- What the task asks -
Below is the data. Give it again, complete and exact.

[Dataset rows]
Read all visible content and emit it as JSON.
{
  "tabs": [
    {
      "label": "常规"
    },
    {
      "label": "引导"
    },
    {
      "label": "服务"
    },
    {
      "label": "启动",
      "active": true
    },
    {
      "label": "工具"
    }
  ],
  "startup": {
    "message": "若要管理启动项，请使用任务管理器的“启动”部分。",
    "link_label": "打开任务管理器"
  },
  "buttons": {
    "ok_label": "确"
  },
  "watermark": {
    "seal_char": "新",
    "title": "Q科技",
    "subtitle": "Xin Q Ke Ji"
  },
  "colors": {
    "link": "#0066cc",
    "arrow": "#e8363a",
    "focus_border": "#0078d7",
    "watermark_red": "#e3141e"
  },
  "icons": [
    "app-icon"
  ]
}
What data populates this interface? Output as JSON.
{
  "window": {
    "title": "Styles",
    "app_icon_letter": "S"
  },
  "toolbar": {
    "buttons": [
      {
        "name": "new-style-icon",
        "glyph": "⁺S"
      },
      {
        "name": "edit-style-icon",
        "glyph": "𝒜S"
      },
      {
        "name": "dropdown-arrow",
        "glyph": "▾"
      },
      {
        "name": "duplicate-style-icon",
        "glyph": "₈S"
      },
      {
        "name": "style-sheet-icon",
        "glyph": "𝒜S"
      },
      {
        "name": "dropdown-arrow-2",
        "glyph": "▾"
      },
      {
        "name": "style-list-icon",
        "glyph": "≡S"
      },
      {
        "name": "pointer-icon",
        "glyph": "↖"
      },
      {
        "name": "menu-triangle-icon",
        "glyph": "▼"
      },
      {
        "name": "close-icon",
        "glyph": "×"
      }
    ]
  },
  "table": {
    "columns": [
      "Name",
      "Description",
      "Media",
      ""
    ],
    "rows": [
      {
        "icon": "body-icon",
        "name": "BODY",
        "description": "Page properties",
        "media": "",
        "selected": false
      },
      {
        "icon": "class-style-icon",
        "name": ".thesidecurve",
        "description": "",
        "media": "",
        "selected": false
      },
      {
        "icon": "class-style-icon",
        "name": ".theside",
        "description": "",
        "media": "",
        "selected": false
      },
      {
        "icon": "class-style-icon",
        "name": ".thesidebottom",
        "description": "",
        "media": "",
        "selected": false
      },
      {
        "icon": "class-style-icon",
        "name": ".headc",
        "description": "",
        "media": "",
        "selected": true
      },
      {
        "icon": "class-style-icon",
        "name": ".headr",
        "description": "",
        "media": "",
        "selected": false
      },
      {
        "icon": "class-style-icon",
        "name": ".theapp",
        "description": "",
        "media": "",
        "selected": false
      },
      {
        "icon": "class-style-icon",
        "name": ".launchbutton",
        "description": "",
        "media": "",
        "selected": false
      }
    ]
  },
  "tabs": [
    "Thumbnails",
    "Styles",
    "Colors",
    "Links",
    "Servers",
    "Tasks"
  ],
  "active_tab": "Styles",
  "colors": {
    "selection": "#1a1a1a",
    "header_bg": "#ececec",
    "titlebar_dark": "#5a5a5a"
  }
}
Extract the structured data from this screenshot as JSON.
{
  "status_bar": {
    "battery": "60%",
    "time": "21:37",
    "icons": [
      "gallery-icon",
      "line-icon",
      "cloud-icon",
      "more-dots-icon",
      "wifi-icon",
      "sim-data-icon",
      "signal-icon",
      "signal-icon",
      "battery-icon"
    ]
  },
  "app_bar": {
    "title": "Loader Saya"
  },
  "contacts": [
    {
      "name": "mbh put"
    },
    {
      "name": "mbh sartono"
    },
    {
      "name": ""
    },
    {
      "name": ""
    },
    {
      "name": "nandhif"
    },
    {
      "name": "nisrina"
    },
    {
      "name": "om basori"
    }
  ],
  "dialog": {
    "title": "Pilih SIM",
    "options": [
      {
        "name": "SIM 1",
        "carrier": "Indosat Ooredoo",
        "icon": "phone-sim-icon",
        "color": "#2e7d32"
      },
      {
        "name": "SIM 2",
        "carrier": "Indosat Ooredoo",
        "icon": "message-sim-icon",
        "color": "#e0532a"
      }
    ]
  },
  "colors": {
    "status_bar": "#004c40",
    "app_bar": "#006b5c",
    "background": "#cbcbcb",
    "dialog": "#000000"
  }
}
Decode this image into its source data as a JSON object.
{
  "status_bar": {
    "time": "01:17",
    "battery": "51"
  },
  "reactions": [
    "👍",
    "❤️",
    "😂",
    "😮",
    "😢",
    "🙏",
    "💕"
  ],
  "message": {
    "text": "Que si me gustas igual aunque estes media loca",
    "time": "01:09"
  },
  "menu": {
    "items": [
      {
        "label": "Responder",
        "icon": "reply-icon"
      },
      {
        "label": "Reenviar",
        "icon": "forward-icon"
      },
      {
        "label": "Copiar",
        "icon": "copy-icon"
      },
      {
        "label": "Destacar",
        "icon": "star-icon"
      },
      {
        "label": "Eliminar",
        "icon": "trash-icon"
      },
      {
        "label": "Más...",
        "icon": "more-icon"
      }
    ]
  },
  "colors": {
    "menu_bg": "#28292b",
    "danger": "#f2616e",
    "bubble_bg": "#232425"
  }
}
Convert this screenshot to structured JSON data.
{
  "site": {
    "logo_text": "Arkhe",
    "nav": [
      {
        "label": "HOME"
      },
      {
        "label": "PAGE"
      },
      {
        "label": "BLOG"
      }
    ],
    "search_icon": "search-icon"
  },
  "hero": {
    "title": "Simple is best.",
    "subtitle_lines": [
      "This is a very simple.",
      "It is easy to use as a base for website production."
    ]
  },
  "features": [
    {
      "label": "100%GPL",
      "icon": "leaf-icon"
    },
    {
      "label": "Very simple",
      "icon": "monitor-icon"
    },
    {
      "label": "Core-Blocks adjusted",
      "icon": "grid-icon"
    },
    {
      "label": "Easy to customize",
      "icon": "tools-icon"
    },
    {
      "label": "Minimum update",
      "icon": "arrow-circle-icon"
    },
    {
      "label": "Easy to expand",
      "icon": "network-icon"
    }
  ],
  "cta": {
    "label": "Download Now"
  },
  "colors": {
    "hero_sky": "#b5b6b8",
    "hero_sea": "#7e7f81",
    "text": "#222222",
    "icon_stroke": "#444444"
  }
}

- Correct output -
Read all visible content and emit it as JSON.
{
  "tabs": [
    {
      "label": "常规"
    },
    {
      "label": "引导"
    },
    {
      "label": "服务"
    },
    {
      "label": "启动",
      "active": true
    },
    {
      "label": "工具"
    }
  ],
  "startup": {
    "message": "若要管理启动项，请使用任务管理器的“启动”部分。",
    "link_label": "打开任务管理器"
  },
  "buttons": {
    "ok_label": "确"
  },
  "watermark": {
    "seal_char": "新",
    "title": "Q科技",
    "subtitle": "Xin Q Ke Ji"
  },
  "colors": {
    "link": "#0066cc",
    "arrow": "#e8363a",
    "focus_border": "#0078d7",
    "watermark_red": "#e3141e"
  },
  "icons": [
    "app-icon"
  ]
}
What data populates this interface? Output as JSON.
{
  "window": {
    "title": "Styles",
    "app_icon_letter": "S"
  },
  "toolbar": {
    "buttons": [
      {
        "name": "new-style-icon",
        "glyph": "⁺S"
      },
      {
        "name": "edit-style-icon",
        "glyph": "𝒜S"
      },
      {
        "name": "dropdown-arrow",
        "glyph": "▾"
      },
      {
        "name": "duplicate-style-icon",
        "glyph": "₈S"
      },
      {
        "name": "style-sheet-icon",
        "glyph": "𝒜S"
      },
      {
        "name": "dropdown-arrow-2",
        "glyph": "▾"
      },
      {
        "name": "style-list-icon",
        "glyph": "≡S"
      },
      {
        "name": "pointer-icon",
        "glyph": "↖"
      },
      {
        "name": "menu-triangle-icon",
        "glyph": "▼"
      },
      {
        "name": "close-icon",
        "glyph": "×"
      }
    ]
  },
  "table": {
    "columns": [
      "Name",
      "Description",
      "Media",
      ""
    ],
    "rows": [
      {
        "icon": "body-icon",
        "name": "BODY",
        "description": "Page properties",
        "media": "",
        "selected": false
      },
      {
        "icon": "class-style-icon",
        "name": ".thesidecurve",
        "description": "",
        "media": "",
        "selected": false
      },
      {
        "icon": "class-style-icon",
        "name": ".theside",
        "description": "",
        "media": "",
        "selected": false
      },
      {
        "icon": "class-style-icon",
        "name": ".thesidebottom",
        "description": "",
        "media": "",
        "selected": false
      },
      {
        "icon": "class-style-icon",
        "name": ".headc",
        "description": "",
        "media": "",
        "selected": true
      },
      {
        "icon": "class-style-icon",
        "name": ".headr",
        "description": "",
        "media": "",
        "selected": false
      },
      {
        "icon": "class-style-icon",
        "name": ".theapp",
        "description": "",
        "media": "",
        "selected": false
      },
      {
        "icon": "class-style-icon",
        "name": ".launchbutton",
        "description": "",
        "media": "",
        "selected": false
      }
    ]
  },
  "tabs": [
    "Thumbnails",
    "Styles",
    "Colors",
    "Links",
    "Servers",
    "Tasks"
  ],
  "active_tab": "Styles",
  "colors": {
    "selection": "#1a1a1a",
    "header_bg": "#ececec",
    "titlebar_dark": "#5a5a5a"
  }
}
Extract the structured data from this screenshot as JSON.
{
  "status_bar": {
    "battery": "60%",
    "time": "21:37",
    "icons": [
      "gallery-icon",
      "line-icon",
      "cloud-icon",
      "more-dots-icon",
      "wifi-icon",
      "sim-data-icon",
      "signal-icon",
      "signal-icon",
      "battery-icon"
    ]
  },
  "app_bar": {
    "title": "Loader Saya"
  },
  "contacts": [
    {
      "name": "mbh put"
    },
    {
      "name": "mbh sartono"
    },
    {
      "name": ""
    },
    {
      "name": ""
    },
    {
      "name": "nandhif"
    },
    {
      "name": "nisrina"
    },
    {
      "name": "om basori"
    }
  ],
  "dialog": {
    "title": "Pilih SIM",
    "options": [
      {
        "name": "SIM 1",
        "carrier": "Indosat Ooredoo",
        "icon": "phone-sim-icon",
        "color": "#2e7d32"
      },
      {
        "name": "SIM 2",
        "carrier": "Indosat Ooredoo",
        "icon": "message-sim-icon",
        "color": "#e0532a"
      }
    ]
  },
  "colors": {
    "status_bar": "#004c40",
    "app_bar": "#006b5c",
    "background": "#cbcbcb",
    "dialog": "#000000"
  }
}
Decode this image into its source data as a JSON object.
{
  "status_bar": {
    "time": "01:17",
    "battery": "51"
  },
  "reactions": [
    "👍",
    "❤️",
    "😂",
    "😮",
    "😢",
    "🙏",
    "💕"
  ],
  "message": {
    "text": "Que si me gustas igual aunque estes media loca",
    "time": "01:09"
  },
  "menu": {
    "items": [
      {
        "label": "Responder",
        "icon": "reply-icon"
      },
      {
        "label": "Reenviar",
        "icon": "forward-icon"
      },
      {
        "label": "Copiar",
        "icon": "copy-icon"
      },
      {
        "label": "Destacar",
        "icon": "star-icon"
      },
      {
        "label": "Eliminar",
        "icon": "trash-icon"
      },
      {
        "label": "Más...",
        "icon": "more-icon"
      }
    ]
  },
  "colors": {
    "menu_bg": "#28292b",
    "danger": "#f2616e",
    "bubble_bg": "#232425"
  }
}
Convert this screenshot to structured JSON data.
{
  "site": {
    "logo_text": "Arkhe",
    "nav": [
      {
        "label": "HOME"
      },
      {
        "label": "PAGE"
      },
      {
        "label": "BLOG"
      }
    ],
    "search_icon": "search-icon"
  },
  "hero": {
    "title": "Simple is best.",
    "subtitle_lines": [
      "This is a very simple.",
      "It is easy to use as a base for website production."
    ]
  },
  "features": [
    {
      "label": "100%GPL",
      "icon": "leaf-icon"
    },
    {
      "label": "Very simple",
      "icon": "monitor-icon"
    },
    {
      "label": "Core-Blocks adjusted",
      "icon": "grid-icon"
    },
    {
      "label": "Easy to customize",
      "icon": "tools-icon"
    },
    {
      "label": "Minimum update",
      "icon": "arrow-circle-icon"
    },
    {
      "label": "Easy to expand",
      "icon": "network-icon"
    }
  ],
  "cta": {
    "label": "Download Now"
  },
  "colors": {
    "hero_sky": "#b5b6b8",
    "hero_sea": "#7e7f81",
    "text": "#222222",
    "icon_stroke": "#444444"
  }
}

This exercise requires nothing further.